Required task —
Your task is to restate the data word for word.

Records for processing —

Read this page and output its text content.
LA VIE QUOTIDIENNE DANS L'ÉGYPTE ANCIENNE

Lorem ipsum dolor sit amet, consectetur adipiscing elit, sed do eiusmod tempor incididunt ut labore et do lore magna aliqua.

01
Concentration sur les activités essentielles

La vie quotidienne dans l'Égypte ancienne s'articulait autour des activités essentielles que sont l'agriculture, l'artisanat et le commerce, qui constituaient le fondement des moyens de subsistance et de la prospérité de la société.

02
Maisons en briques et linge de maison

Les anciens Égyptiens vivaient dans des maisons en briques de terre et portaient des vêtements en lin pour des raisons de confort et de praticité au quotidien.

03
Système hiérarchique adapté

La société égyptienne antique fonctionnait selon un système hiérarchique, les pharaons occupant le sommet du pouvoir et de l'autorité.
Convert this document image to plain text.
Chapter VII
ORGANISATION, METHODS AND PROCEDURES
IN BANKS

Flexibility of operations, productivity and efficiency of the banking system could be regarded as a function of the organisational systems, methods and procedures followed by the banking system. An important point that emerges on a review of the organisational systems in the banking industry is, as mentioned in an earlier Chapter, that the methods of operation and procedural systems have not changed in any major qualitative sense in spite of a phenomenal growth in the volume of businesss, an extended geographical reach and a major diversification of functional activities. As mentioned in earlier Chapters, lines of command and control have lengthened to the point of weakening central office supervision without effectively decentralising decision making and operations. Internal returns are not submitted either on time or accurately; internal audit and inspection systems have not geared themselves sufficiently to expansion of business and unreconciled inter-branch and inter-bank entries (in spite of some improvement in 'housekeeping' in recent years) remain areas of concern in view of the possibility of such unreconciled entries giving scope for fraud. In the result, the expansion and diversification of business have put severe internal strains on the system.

Full answer —
Read this page and output its text content.
LA VIE QUOTIDIENNE DANS L'ÉGYPTE ANCIENNE

Lorem ipsum dolor sit amet, consectetur adipiscing elit, sed do eiusmod tempor incididunt ut labore et do lore magna aliqua.

01
Concentration sur les activités essentielles

La vie quotidienne dans l'Égypte ancienne s'articulait autour des activités essentielles que sont l'agriculture, l'artisanat et le commerce, qui constituaient le fondement des moyens de subsistance et de la prospérité de la société.

02
Maisons en briques et linge de maison

Les anciens Égyptiens vivaient dans des maisons en briques de terre et portaient des vêtements en lin pour des raisons de confort et de praticité au quotidien.

03
Système hiérarchique adapté

La société égyptienne antique fonctionnait selon un système hiérarchique, les pharaons occupant le sommet du pouvoir et de l'autorité.
Convert this document image to plain text.
Chapter VII
ORGANISATION, METHODS AND PROCEDURES
IN BANKS

Flexibility of operations, productivity and efficiency of the banking system could be regarded as a function of the organisational systems, methods and procedures followed by the banking system. An important point that emerges on a review of the organisational systems in the banking industry is, as mentioned in an earlier Chapter, that the methods of operation and procedural systems have not changed in any major qualitative sense in spite of a phenomenal growth in the volume of businesss, an extended geographical reach and a major diversification of functional activities. As mentioned in earlier Chapters, lines of command and control have lengthened to the point of weakening central office supervision without effectively decentralising decision making and operations. Internal returns are not submitted either on time or accurately; internal audit and inspection systems have not geared themselves sufficiently to expansion of business and unreconciled inter-branch and inter-bank entries (in spite of some improvement in 'housekeeping' in recent years) remain areas of concern in view of the possibility of such unreconciled entries giving scope for fraud. In the result, the expansion and diversification of business have put severe internal strains on the system.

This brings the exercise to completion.